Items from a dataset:
** BEGIN **

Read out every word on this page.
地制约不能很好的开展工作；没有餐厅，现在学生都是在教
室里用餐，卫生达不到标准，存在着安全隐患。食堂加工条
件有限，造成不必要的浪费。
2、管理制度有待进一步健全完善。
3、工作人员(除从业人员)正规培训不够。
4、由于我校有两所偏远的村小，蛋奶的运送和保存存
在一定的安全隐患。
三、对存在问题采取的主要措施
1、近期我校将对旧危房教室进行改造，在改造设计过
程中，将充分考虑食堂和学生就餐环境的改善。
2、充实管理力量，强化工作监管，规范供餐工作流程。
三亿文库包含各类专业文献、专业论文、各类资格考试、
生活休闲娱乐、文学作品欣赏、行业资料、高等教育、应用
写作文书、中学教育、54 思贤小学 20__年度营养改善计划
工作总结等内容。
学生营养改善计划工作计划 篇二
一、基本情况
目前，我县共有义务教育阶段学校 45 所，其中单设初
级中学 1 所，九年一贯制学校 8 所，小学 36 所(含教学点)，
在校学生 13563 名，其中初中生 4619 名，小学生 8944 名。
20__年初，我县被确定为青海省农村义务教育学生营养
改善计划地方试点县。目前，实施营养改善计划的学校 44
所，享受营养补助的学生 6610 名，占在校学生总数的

** END **

WHAT TO PRODUCE: Return all of the data exactly as it reads.

REPLY:
Read out every word on this page.
地制约不能很好的开展工作；没有餐厅，现在学生都是在教
室里用餐，卫生达不到标准，存在着安全隐患。食堂加工条
件有限，造成不必要的浪费。
2、管理制度有待进一步健全完善。
3、工作人员(除从业人员)正规培训不够。
4、由于我校有两所偏远的村小，蛋奶的运送和保存存
在一定的安全隐患。
三、对存在问题采取的主要措施
1、近期我校将对旧危房教室进行改造，在改造设计过
程中，将充分考虑食堂和学生就餐环境的改善。
2、充实管理力量，强化工作监管，规范供餐工作流程。
三亿文库包含各类专业文献、专业论文、各类资格考试、
生活休闲娱乐、文学作品欣赏、行业资料、高等教育、应用
写作文书、中学教育、54 思贤小学 20__年度营养改善计划
工作总结等内容。
学生营养改善计划工作计划 篇二
一、基本情况
目前，我县共有义务教育阶段学校 45 所，其中单设初
级中学 1 所，九年一贯制学校 8 所，小学 36 所(含教学点)，
在校学生 13563 名，其中初中生 4619 名，小学生 8944 名。
20__年初，我县被确定为青海省农村义务教育学生营养
改善计划地方试点县。目前，实施营养改善计划的学校 44
所，享受营养补助的学生 6610 名，占在校学生总数的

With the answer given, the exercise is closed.